Given task
From the entries that follow, gather each line holding the word "JSON".

Extracted records
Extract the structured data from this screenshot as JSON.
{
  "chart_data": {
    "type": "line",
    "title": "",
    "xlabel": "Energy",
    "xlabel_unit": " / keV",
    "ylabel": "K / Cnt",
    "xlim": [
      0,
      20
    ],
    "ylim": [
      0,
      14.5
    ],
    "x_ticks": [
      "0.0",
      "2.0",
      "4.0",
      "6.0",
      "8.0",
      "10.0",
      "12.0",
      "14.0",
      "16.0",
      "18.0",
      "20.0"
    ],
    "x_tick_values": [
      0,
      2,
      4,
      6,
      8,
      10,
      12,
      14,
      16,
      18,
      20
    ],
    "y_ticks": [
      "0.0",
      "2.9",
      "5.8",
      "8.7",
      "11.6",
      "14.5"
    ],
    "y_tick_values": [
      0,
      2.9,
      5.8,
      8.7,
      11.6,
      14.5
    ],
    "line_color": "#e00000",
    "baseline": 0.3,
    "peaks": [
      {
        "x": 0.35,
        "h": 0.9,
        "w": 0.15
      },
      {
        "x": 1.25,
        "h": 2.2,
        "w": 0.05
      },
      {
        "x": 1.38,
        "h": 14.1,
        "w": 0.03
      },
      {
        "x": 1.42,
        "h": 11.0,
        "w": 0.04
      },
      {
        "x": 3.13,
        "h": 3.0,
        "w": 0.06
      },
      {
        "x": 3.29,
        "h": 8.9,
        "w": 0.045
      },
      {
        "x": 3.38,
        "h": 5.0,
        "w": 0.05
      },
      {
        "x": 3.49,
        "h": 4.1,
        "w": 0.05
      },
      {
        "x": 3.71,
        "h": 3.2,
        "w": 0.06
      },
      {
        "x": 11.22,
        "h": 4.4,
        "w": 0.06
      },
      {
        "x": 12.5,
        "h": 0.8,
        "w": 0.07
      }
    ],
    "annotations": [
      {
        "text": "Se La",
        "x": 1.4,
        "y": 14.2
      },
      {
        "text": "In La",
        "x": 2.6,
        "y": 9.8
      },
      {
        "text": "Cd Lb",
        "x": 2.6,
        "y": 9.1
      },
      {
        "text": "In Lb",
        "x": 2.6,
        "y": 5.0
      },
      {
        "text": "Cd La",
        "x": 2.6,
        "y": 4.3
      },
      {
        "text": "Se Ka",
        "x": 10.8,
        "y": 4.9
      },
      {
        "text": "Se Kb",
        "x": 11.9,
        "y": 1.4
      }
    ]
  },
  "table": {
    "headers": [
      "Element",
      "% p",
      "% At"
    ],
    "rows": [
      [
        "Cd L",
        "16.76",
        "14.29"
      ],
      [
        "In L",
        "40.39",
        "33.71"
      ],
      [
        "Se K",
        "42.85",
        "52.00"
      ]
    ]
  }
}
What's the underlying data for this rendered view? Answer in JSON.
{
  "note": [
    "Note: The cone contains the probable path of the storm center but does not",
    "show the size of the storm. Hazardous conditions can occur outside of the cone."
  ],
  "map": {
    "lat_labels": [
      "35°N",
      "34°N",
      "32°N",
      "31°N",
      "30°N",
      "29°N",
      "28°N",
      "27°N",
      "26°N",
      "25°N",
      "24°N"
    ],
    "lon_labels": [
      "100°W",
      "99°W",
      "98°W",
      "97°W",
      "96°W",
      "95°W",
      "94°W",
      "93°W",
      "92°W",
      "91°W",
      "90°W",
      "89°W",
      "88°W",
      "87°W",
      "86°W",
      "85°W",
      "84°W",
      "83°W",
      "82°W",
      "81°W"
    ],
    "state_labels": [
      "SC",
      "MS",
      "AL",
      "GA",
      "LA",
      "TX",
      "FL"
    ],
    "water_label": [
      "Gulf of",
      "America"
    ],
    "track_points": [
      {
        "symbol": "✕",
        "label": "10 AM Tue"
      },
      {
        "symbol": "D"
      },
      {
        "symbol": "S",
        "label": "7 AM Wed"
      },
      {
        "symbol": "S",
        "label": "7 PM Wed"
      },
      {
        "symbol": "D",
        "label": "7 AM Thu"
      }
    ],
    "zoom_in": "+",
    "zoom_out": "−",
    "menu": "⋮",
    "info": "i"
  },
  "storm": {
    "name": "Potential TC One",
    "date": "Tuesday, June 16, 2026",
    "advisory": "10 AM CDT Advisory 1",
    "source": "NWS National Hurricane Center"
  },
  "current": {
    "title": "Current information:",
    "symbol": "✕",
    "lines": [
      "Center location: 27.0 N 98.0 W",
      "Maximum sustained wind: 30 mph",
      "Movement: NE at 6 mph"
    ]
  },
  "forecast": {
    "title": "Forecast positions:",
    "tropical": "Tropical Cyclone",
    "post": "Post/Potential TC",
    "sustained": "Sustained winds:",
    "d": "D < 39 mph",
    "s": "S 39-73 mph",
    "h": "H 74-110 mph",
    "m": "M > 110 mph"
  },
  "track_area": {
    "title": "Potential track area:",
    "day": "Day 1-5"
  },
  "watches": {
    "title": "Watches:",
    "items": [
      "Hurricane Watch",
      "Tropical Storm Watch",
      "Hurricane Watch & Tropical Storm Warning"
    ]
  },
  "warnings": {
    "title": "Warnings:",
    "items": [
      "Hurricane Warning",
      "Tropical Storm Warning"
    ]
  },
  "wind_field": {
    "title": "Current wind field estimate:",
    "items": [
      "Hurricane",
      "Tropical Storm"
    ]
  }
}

Full response
Extract the structured data from this screenshot as JSON.
What's the underlying data for this rendered view? Answer in JSON.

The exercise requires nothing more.